▶ [Exercise directions]: Copy out all of the material exactly as presented.

——————————

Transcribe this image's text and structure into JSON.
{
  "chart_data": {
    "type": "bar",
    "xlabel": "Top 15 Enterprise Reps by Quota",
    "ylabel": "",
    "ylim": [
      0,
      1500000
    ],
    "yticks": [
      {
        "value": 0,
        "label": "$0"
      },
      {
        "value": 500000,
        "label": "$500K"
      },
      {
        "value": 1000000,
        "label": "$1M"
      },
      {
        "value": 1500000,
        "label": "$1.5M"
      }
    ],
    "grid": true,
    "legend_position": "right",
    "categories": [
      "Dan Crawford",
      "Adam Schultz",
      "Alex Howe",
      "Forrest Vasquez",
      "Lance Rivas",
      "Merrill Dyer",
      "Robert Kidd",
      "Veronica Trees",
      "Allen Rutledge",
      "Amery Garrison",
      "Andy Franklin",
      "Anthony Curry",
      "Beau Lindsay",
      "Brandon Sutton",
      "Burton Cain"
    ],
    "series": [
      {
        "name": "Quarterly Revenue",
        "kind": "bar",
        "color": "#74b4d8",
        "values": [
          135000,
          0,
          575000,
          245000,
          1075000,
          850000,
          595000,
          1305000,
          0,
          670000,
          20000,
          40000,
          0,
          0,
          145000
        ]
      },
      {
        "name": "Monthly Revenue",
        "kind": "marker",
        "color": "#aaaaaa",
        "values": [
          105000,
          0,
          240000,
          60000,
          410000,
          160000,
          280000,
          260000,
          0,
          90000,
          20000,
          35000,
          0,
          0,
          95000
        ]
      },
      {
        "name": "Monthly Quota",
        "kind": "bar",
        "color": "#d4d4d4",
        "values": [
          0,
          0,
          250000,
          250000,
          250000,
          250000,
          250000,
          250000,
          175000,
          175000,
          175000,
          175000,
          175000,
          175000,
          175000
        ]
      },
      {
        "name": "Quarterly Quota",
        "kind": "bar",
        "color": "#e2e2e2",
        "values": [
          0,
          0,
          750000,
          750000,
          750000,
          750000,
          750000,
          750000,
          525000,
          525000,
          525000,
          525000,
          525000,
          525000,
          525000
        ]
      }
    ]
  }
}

——————————

▶ [Output]:
Transcribe this image's text and structure into JSON.
{
  "chart_data": {
    "type": "bar",
    "xlabel": "Top 15 Enterprise Reps by Quota",
    "ylabel": "",
    "ylim": [
      0,
      1500000
    ],
    "yticks": [
      {
        "value": 0,
        "label": "$0"
      },
      {
        "value": 500000,
        "label": "$500K"
      },
      {
        "value": 1000000,
        "label": "$1M"
      },
      {
        "value": 1500000,
        "label": "$1.5M"
      }
    ],
    "grid": true,
    "legend_position": "right",
    "categories": [
      "Dan Crawford",
      "Adam Schultz",
      "Alex Howe",
      "Forrest Vasquez",
      "Lance Rivas",
      "Merrill Dyer",
      "Robert Kidd",
      "Veronica Trees",
      "Allen Rutledge",
      "Amery Garrison",
      "Andy Franklin",
      "Anthony Curry",
      "Beau Lindsay",
      "Brandon Sutton",
      "Burton Cain"
    ],
    "series": [
      {
        "name": "Quarterly Revenue",
        "kind": "bar",
        "color": "#74b4d8",
        "values": [
          135000,
          0,
          575000,
          245000,
          1075000,
          850000,
          595000,
          1305000,
          0,
          670000,
          20000,
          40000,
          0,
          0,
          145000
        ]
      },
      {
        "name": "Monthly Revenue",
        "kind": "marker",
        "color": "#aaaaaa",
        "values": [
          105000,
          0,
          240000,
          60000,
          410000,
          160000,
          280000,
          260000,
          0,
          90000,
          20000,
          35000,
          0,
          0,
          95000
        ]
      },
      {
        "name": "Monthly Quota",
        "kind": "bar",
        "color": "#d4d4d4",
        "values": [
          0,
          0,
          250000,
          250000,
          250000,
          250000,
          250000,
          250000,
          175000,
          175000,
          175000,
          175000,
          175000,
          175000,
          175000
        ]
      },
      {
        "name": "Quarterly Quota",
        "kind": "bar",
        "color": "#e2e2e2",
        "values": [
          0,
          0,
          750000,
          750000,
          750000,
          750000,
          750000,
          750000,
          525000,
          525000,
          525000,
          525000,
          525000,
          525000,
          525000
        ]
      }
    ]
  }
}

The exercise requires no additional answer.